## PROBLEM DETAILS
Say how many lines contain the word "Adrielle" and give no other text.

## WORKING DATA
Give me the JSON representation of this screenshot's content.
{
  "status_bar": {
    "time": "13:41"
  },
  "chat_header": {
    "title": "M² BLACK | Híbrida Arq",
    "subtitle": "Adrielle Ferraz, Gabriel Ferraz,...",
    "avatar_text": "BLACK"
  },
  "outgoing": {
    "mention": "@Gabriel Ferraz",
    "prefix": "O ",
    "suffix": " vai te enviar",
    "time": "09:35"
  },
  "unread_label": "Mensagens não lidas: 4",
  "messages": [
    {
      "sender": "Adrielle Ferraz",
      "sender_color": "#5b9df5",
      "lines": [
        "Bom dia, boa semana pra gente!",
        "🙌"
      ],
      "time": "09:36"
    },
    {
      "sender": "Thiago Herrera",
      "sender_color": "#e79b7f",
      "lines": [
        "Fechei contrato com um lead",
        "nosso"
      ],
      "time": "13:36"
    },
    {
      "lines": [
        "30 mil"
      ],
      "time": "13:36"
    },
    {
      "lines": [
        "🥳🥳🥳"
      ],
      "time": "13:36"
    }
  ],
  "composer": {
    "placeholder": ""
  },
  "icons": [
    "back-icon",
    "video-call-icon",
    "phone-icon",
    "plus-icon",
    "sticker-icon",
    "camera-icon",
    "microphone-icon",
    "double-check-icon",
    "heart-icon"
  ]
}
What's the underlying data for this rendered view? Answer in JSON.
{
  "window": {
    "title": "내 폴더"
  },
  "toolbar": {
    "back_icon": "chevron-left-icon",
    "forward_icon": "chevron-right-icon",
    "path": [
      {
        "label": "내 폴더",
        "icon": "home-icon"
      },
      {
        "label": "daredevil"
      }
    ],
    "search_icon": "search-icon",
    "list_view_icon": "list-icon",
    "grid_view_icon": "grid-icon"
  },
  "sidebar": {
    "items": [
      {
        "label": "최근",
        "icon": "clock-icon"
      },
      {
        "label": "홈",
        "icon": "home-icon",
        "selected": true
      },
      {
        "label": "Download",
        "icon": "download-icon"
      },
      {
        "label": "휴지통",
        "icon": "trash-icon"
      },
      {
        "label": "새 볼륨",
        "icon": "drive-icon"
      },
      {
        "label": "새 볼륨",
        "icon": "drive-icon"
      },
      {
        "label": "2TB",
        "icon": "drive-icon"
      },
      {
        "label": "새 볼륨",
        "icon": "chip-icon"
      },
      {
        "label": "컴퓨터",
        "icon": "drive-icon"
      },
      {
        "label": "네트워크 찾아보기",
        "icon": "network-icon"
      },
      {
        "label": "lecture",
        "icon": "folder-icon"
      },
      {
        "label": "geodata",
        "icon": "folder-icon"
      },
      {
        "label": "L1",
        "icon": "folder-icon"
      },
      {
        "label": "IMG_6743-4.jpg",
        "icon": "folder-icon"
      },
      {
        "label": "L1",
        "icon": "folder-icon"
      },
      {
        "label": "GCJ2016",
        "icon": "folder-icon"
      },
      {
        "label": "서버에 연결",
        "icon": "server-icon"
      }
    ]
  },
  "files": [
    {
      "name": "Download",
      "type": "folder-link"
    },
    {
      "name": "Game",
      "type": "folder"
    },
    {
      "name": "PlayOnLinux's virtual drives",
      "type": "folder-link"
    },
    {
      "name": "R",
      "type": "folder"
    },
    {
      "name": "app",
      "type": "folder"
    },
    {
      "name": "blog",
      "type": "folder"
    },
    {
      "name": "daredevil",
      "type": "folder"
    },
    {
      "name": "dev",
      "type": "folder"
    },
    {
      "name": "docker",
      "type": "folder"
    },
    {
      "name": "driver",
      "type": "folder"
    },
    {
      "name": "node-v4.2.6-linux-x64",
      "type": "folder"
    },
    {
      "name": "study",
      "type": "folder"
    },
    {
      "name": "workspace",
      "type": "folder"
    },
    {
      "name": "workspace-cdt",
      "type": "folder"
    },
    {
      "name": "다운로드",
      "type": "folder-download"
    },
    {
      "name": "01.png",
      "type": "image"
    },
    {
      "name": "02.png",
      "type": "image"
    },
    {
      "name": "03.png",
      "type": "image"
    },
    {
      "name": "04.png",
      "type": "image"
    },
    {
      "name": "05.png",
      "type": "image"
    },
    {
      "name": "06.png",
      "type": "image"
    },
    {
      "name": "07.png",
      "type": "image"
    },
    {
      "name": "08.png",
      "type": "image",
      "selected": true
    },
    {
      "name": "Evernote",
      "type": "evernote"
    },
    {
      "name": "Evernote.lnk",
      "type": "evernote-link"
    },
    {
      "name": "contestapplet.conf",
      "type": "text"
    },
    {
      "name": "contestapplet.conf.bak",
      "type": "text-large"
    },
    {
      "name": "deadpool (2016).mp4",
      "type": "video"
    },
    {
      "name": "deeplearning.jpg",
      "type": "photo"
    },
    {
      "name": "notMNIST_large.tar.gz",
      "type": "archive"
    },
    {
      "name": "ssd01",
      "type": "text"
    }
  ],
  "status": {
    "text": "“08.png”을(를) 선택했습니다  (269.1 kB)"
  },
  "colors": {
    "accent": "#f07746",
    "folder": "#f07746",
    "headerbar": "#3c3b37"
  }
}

## FINAL RESULT
2